What you should do: Pick out the lines below that include the string "title".

[START OF Input rows]

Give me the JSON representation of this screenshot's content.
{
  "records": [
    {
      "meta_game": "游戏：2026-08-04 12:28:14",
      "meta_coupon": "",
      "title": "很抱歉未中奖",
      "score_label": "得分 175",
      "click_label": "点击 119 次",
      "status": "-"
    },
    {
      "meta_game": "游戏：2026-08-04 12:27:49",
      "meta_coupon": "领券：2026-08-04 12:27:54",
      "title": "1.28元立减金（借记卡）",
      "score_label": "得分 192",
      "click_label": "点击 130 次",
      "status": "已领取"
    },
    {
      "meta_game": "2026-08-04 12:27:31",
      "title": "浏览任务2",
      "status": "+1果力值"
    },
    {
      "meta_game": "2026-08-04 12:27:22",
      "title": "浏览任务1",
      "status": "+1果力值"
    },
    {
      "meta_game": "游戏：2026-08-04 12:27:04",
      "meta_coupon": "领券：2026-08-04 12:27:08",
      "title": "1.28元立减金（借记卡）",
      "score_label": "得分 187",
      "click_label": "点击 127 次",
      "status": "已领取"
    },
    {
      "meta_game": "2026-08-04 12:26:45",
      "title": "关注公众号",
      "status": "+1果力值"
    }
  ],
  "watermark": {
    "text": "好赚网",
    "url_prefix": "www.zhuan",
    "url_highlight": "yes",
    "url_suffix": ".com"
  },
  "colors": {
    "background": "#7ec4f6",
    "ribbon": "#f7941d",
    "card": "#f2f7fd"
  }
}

[END OF Input rows]

Expected answer:
      "title": "很抱歉未中奖",
      "title": "1.28元立减金（借记卡）",
      "title": "浏览任务2",
      "title": "浏览任务1",
      "title": "1.28元立减金（借记卡）",
      "title": "关注公众号",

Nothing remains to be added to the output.